_Exercise directions_
Repeat each line exactly as it is written.

>>

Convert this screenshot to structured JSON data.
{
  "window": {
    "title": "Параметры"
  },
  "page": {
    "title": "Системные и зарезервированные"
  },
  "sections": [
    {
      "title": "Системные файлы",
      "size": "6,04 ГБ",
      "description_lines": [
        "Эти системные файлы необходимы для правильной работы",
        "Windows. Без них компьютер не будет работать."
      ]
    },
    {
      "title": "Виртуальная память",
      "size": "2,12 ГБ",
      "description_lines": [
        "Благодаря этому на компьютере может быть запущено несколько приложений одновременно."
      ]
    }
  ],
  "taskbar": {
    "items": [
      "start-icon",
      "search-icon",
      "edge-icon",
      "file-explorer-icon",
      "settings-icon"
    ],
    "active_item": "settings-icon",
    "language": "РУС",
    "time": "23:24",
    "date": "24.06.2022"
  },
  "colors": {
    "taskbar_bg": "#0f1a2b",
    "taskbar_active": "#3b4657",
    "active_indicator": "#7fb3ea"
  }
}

<<

_Exercise answer_
Convert this screenshot to structured JSON data.
{
  "window": {
    "title": "Параметры"
  },
  "page": {
    "title": "Системные и зарезервированные"
  },
  "sections": [
    {
      "title": "Системные файлы",
      "size": "6,04 ГБ",
      "description_lines": [
        "Эти системные файлы необходимы для правильной работы",
        "Windows. Без них компьютер не будет работать."
      ]
    },
    {
      "title": "Виртуальная память",
      "size": "2,12 ГБ",
      "description_lines": [
        "Благодаря этому на компьютере может быть запущено несколько приложений одновременно."
      ]
    }
  ],
  "taskbar": {
    "items": [
      "start-icon",
      "search-icon",
      "edge-icon",
      "file-explorer-icon",
      "settings-icon"
    ],
    "active_item": "settings-icon",
    "language": "РУС",
    "time": "23:24",
    "date": "24.06.2022"
  },
  "colors": {
    "taskbar_bg": "#0f1a2b",
    "taskbar_active": "#3b4657",
    "active_indicator": "#7fb3ea"
  }
}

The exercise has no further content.